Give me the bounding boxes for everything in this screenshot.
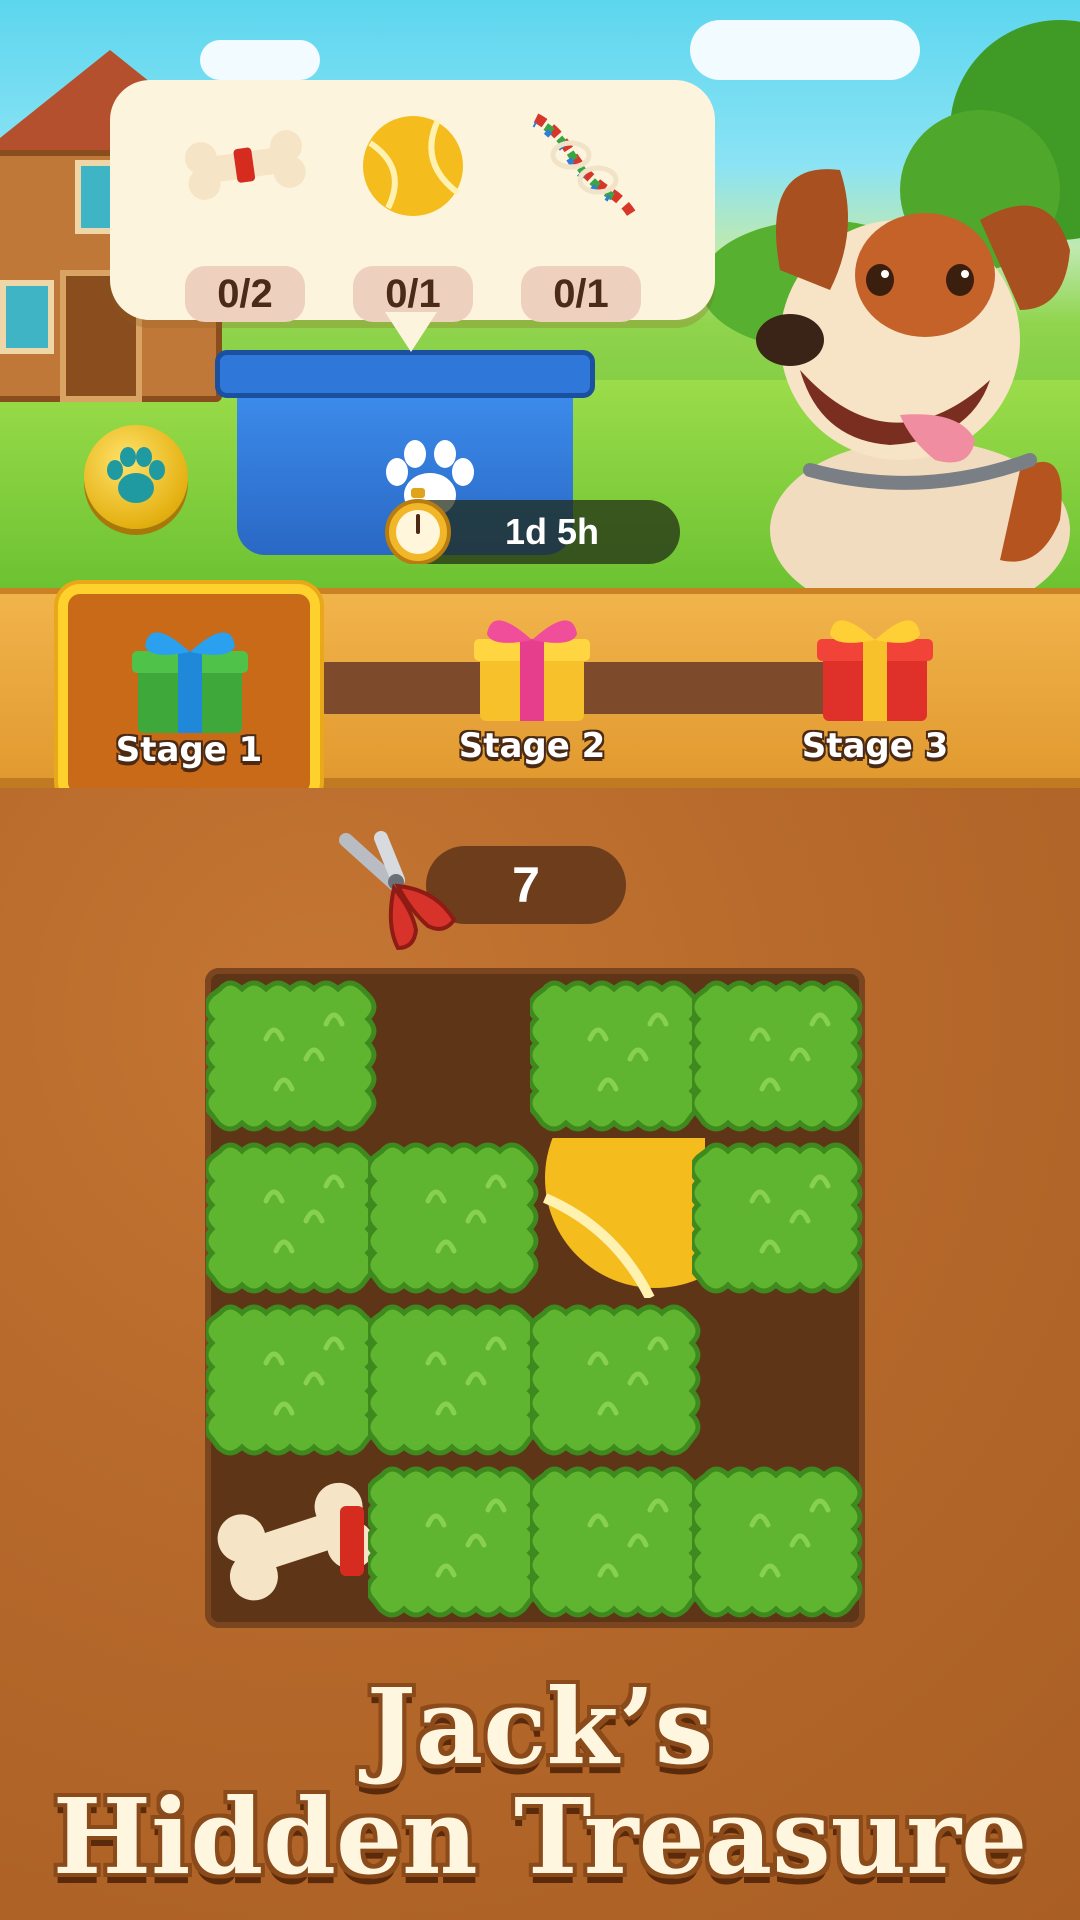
- bush-icon: [206, 980, 377, 1132]
- bush-tile[interactable]: [530, 1459, 702, 1627]
- bush-tile[interactable]: [530, 1297, 702, 1465]
- stage-progress-bar: Stage 1 Stage 2 Stage 3: [0, 584, 1080, 804]
- stopwatch-icon: [385, 488, 451, 564]
- jack-dog-character: [756, 169, 1070, 590]
- stage-1-button[interactable]: Stage 1: [58, 584, 320, 804]
- bubble-tail: [385, 312, 437, 352]
- bush-tile[interactable]: [368, 1135, 540, 1303]
- bush-icon: [692, 1466, 863, 1618]
- bush-icon: [368, 1466, 539, 1618]
- goal-ball: 0/1: [328, 108, 498, 322]
- red-gift-icon: [817, 620, 933, 721]
- rope-toy-icon: [532, 113, 639, 218]
- bone-icon: [184, 130, 306, 200]
- event-title-line1: Jack’s: [366, 1665, 714, 1788]
- stage-2-button[interactable]: Stage 2: [412, 594, 652, 784]
- stage-3-button[interactable]: Stage 3: [755, 594, 995, 784]
- event-title-line2: Hidden Treasure: [52, 1775, 1028, 1898]
- moves-counter: 7: [336, 830, 646, 950]
- stage-label: Stage 3: [801, 726, 949, 766]
- stage-label: Stage 2: [458, 726, 606, 766]
- paw-icon: [107, 447, 165, 503]
- revealed-bone-icon: [217, 1482, 375, 1601]
- bush-tile[interactable]: [692, 1459, 864, 1627]
- bush-icon: [692, 980, 863, 1132]
- green-gift-icon: [132, 632, 248, 733]
- goal-count: 0/1: [521, 266, 641, 322]
- bush-tile[interactable]: [368, 1297, 540, 1465]
- stage-label: Stage 1: [115, 730, 263, 770]
- bush-tile[interactable]: [530, 973, 702, 1141]
- bush-tile[interactable]: [206, 973, 378, 1141]
- bush-icon: [206, 1304, 377, 1456]
- bush-tile[interactable]: [692, 1135, 864, 1303]
- dig-board: [205, 968, 865, 1628]
- shears-icon: [339, 831, 457, 950]
- bush-tile[interactable]: [692, 973, 864, 1141]
- goal-bone: 0/2: [160, 108, 330, 322]
- revealed-tennis-ball-icon: [543, 1138, 705, 1298]
- event-timer: 1d 5h: [385, 488, 680, 564]
- yellow-gift-icon: [474, 620, 590, 721]
- goals-bubble: 0/2 0/1 0/1: [110, 80, 715, 322]
- timer-text: 1d 5h: [505, 511, 600, 552]
- bush-icon: [206, 1142, 377, 1294]
- bush-tile[interactable]: [368, 1459, 540, 1627]
- bush-icon: [368, 1304, 539, 1456]
- cloud: [690, 20, 920, 80]
- bush-icon: [530, 1304, 701, 1456]
- paw-coin-icon[interactable]: [84, 425, 188, 529]
- tennis-ball-icon: [363, 116, 463, 216]
- bush-icon: [530, 1466, 701, 1618]
- bush-tile[interactable]: [206, 1135, 378, 1303]
- bush-tile[interactable]: [206, 1297, 378, 1465]
- bush-icon: [368, 1142, 539, 1294]
- bush-icon: [692, 1142, 863, 1294]
- bush-icon: [530, 980, 701, 1132]
- goal-count: 0/2: [185, 266, 305, 322]
- goal-rope-toy: 0/1: [496, 108, 666, 322]
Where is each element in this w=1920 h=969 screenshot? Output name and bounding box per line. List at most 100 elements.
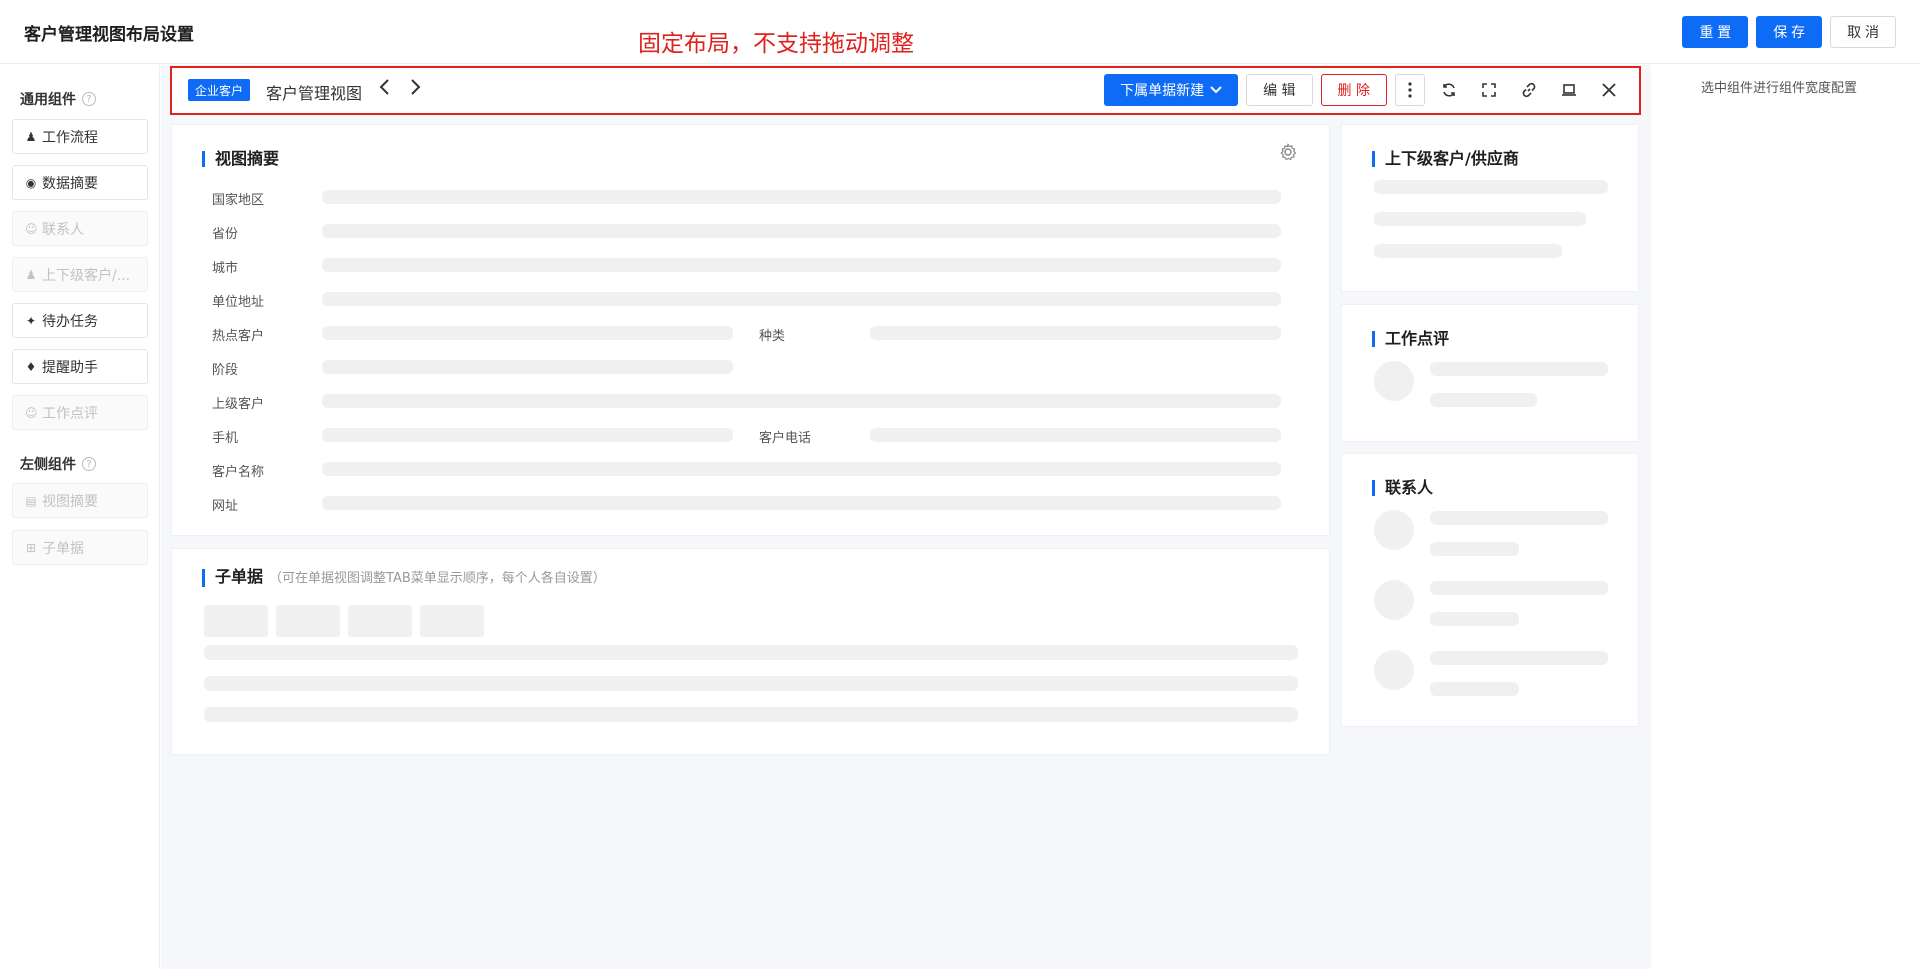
help-icon[interactable]: ? [82,457,96,471]
field-skeleton [322,462,1281,476]
card-title: 联系人 [1372,480,1433,496]
help-icon[interactable]: ? [82,92,96,106]
work-review-card[interactable]: 工作点评 [1341,304,1639,442]
component-hierarchy: ♟ 上下级客户/... [12,257,148,292]
component-label: 联系人 [42,221,84,238]
field-skeleton [322,190,1281,204]
card-title: 视图摘要 [202,151,279,167]
row-skeleton [204,676,1298,691]
card-title: 上下级客户/供应商 [1372,151,1519,167]
general-components-title: 通用组件 ? [20,89,96,109]
component-review: ☺ 工作点评 [12,395,148,430]
delete-button[interactable]: 删 除 [1320,74,1387,106]
component-label: 提醒助手 [42,359,98,376]
component-label: 工作点评 [42,405,98,422]
component-view-summary: ▤ 视图摘要 [12,483,148,518]
field-label: 上级客户 [212,397,265,412]
field-skeleton [322,224,1281,238]
field-skeleton [322,496,1281,510]
reset-button[interactable]: 重 置 [1682,16,1749,48]
component-label: 子单据 [42,540,84,557]
edit-button[interactable]: 编 辑 [1246,74,1313,106]
component-todo[interactable]: ✦ 待办任务 [12,303,148,338]
field-label: 手机 [212,431,239,446]
field-label: 阶段 [212,363,239,378]
config-hint: 选中组件进行组件宽度配置 [1701,81,1858,96]
view-title: 客户管理视图 [266,84,363,103]
cancel-button[interactable]: 取 消 [1830,16,1896,48]
laptop-icon[interactable] [1553,74,1585,106]
row-skeleton [1430,393,1537,407]
card-title: 工作点评 [1372,331,1449,347]
gear-icon[interactable] [1279,143,1297,165]
tab-skeleton [420,605,484,637]
user-flow-icon: ♟ [25,129,37,144]
avatar-skeleton [1374,361,1414,401]
avatar-skeleton [1374,580,1414,620]
row-skeleton [204,645,1298,660]
component-workflow[interactable]: ♟ 工作流程 [12,119,148,154]
view-header[interactable]: 企业客户 客户管理视图 下属单据新建 编 辑 删 除 [170,66,1641,115]
field-skeleton [322,360,733,374]
avatar-skeleton [1374,510,1414,550]
top-actions: 重 置 保 存 取 消 [1682,16,1896,48]
smile-icon: ☺ [25,405,38,420]
new-sub-document-button[interactable]: 下属单据新建 [1104,74,1239,106]
person-icon: ☺ [25,221,38,236]
field-skeleton [870,428,1281,442]
field-label: 单位地址 [212,295,265,310]
row-skeleton [1430,362,1608,376]
row-skeleton [1374,212,1586,226]
field-skeleton [322,326,733,340]
more-icon[interactable] [1395,74,1425,106]
card-title: 子单据 （可在单据视图调整TAB菜单显示顺序，每个人各自设置） [202,569,606,587]
field-skeleton [322,428,733,442]
sub-documents-card[interactable]: 子单据 （可在单据视图调整TAB菜单显示顺序，每个人各自设置） [171,548,1330,755]
field-label: 省份 [212,227,239,242]
field-label: 网址 [212,499,239,514]
field-skeleton [322,292,1281,306]
field-label: 城市 [212,261,239,276]
row-skeleton [1430,511,1608,525]
document-icon: ▤ [25,493,37,508]
view-summary-card[interactable]: 视图摘要 国家地区 省份 城市 单位地址 热点客户 种类 阶段 上级客户 手机 … [171,124,1330,536]
target-icon: ◉ [25,175,37,190]
field-label: 热点客户 [212,329,265,344]
hierarchy-card[interactable]: 上下级客户/供应商 [1341,124,1639,292]
grid-icon: ⊞ [25,540,37,555]
sub-documents-hint: （可在单据视图调整TAB菜单显示顺序，每个人各自设置） [269,571,606,586]
tab-skeleton [276,605,340,637]
save-button[interactable]: 保 存 [1756,16,1823,48]
sub-documents-title: 子单据 [215,567,264,586]
fullscreen-icon[interactable] [1473,74,1505,106]
refresh-icon[interactable] [1433,74,1465,106]
general-components-label: 通用组件 [20,92,76,108]
chevron-left-icon[interactable] [378,78,392,101]
field-skeleton [322,258,1281,272]
header-actions: 下属单据新建 编 辑 删 除 [1104,74,1625,106]
component-label: 数据摘要 [42,175,98,192]
layout-annotation: 固定布局，不支持拖动调整 [638,31,914,57]
customer-type-badge: 企业客户 [188,79,251,101]
page-title: 客户管理视图布局设置 [24,25,194,45]
component-reminder[interactable]: ♦ 提醒助手 [12,349,148,384]
field-label: 客户名称 [212,465,265,480]
row-skeleton [1430,682,1519,696]
link-icon[interactable] [1513,74,1545,106]
avatar-skeleton [1374,650,1414,690]
row-skeleton [1374,244,1562,258]
side-components-label: 左侧组件 [20,457,76,473]
component-label: 上下级客户/... [42,267,131,284]
component-sub-docs: ⊞ 子单据 [12,530,148,565]
row-skeleton [204,707,1298,722]
component-data-summary[interactable]: ◉ 数据摘要 [12,165,148,200]
close-icon[interactable] [1593,74,1625,106]
chevron-right-icon[interactable] [408,78,422,101]
pin-icon: ✦ [25,313,37,328]
side-components-title: 左侧组件 ? [20,454,96,474]
contacts-card[interactable]: 联系人 [1341,453,1639,727]
component-label: 视图摘要 [42,493,98,510]
row-skeleton [1430,581,1608,595]
bell-icon: ♦ [25,359,37,374]
row-skeleton [1430,651,1608,665]
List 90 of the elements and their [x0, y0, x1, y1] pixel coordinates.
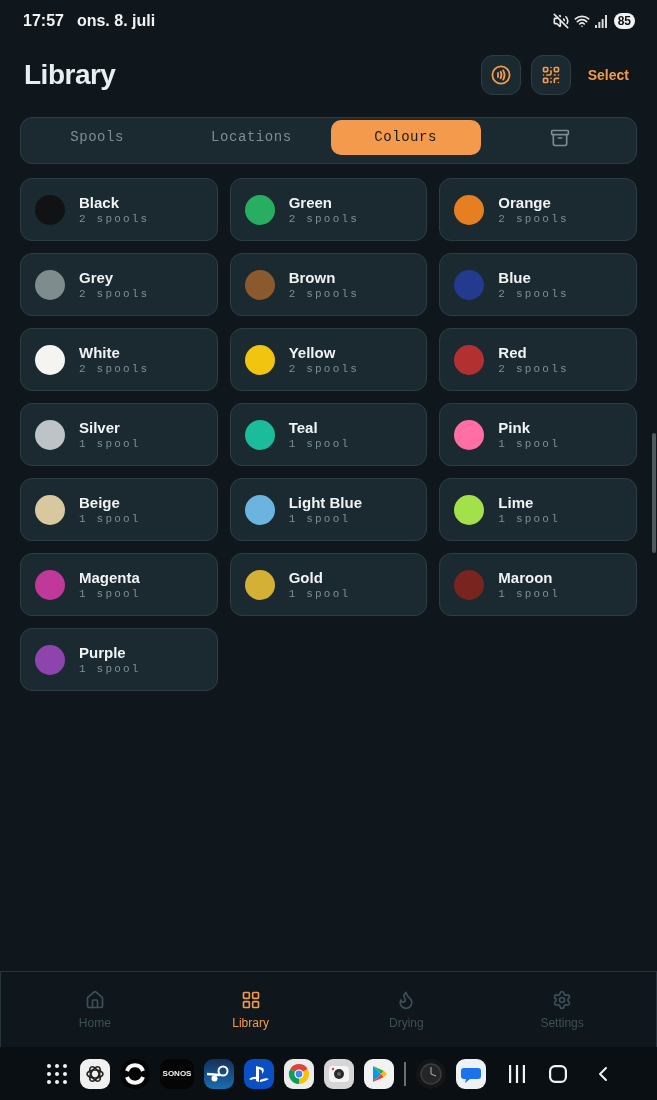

◇ ◇ ◇

• [Set problem] Copy out the rows from the line containing "- bush-icon: [206, 980, 377, 1132]" through the line containing "- goal-bone: 0/2: [160, 108, 330, 322]", both lines included, keeping each one as it stands.

• [Solution to the problem]
- bush-icon: [206, 980, 377, 1132]
- bush-tile[interactable]: [530, 1459, 702, 1627]
- bush-tile[interactable]: [530, 1297, 702, 1465]
- stage-progress-bar: Stage 1 Stage 2 Stage 3: [0, 584, 1080, 804]
- stopwatch-icon: [385, 488, 451, 564]
- jack-dog-character: [756, 169, 1070, 590]
- stage-1-button[interactable]: Stage 1: [58, 584, 320, 804]
- bubble-tail: [385, 312, 437, 352]
- bush-tile[interactable]: [368, 1135, 540, 1303]
- bush-icon: [692, 1466, 863, 1618]
- bush-icon: [368, 1466, 539, 1618]
- goal-ball: 0/1: [328, 108, 498, 322]
- red-gift-icon: [817, 620, 933, 721]
- rope-toy-icon: [532, 113, 639, 218]
- bone-icon: [184, 130, 306, 200]
- event-title-line1: Jack’s: [366, 1665, 714, 1788]
- stage-2-button[interactable]: Stage 2: [412, 594, 652, 784]
- stage-3-button[interactable]: Stage 3: [755, 594, 995, 784]
- event-title-line2: Hidden Treasure: [52, 1775, 1028, 1898]
- moves-counter: 7: [336, 830, 646, 950]
- stage-label: Stage 3: [801, 726, 949, 766]
- stage-label: Stage 2: [458, 726, 606, 766]
- paw-icon: [107, 447, 165, 503]
- revealed-bone-icon: [217, 1482, 375, 1601]
- bush-tile[interactable]: [692, 1459, 864, 1627]
- bush-icon: [692, 980, 863, 1132]
- green-gift-icon: [132, 632, 248, 733]
- goal-count: 0/1: [521, 266, 641, 322]
- bush-tile[interactable]: [368, 1297, 540, 1465]
- stage-label: Stage 1: [115, 730, 263, 770]
- bush-tile[interactable]: [530, 973, 702, 1141]
- bush-tile[interactable]: [206, 973, 378, 1141]
- bush-icon: [206, 1304, 377, 1456]
- bush-tile[interactable]: [692, 1135, 864, 1303]
- dig-board: [205, 968, 865, 1628]
- shears-icon: [339, 831, 457, 950]
- bush-tile[interactable]: [692, 973, 864, 1141]
- goal-bone: 0/2: [160, 108, 330, 322]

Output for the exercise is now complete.